[Rows from a dataset]
───

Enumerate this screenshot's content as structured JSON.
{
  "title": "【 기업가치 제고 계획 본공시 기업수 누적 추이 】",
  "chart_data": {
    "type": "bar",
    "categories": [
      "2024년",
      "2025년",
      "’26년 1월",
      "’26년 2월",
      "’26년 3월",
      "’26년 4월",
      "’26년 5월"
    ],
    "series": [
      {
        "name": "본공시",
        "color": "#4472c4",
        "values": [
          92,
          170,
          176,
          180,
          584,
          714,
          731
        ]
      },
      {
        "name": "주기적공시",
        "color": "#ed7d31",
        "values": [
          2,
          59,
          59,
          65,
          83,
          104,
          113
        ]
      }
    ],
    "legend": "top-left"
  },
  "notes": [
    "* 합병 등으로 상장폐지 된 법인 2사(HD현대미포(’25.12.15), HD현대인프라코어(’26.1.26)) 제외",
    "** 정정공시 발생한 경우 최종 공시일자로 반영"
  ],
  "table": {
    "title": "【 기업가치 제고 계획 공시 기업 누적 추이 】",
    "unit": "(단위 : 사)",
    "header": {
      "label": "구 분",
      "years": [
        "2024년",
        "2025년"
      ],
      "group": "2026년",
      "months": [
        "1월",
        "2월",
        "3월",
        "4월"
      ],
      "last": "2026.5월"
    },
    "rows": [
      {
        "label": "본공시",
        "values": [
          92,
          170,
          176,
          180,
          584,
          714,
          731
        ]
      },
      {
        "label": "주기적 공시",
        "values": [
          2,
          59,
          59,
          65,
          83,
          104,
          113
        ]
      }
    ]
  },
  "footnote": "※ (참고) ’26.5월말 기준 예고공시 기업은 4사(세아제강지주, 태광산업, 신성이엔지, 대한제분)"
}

───

**Problem statement**
Report only the number of lines that hold the word "title".

**The output**
2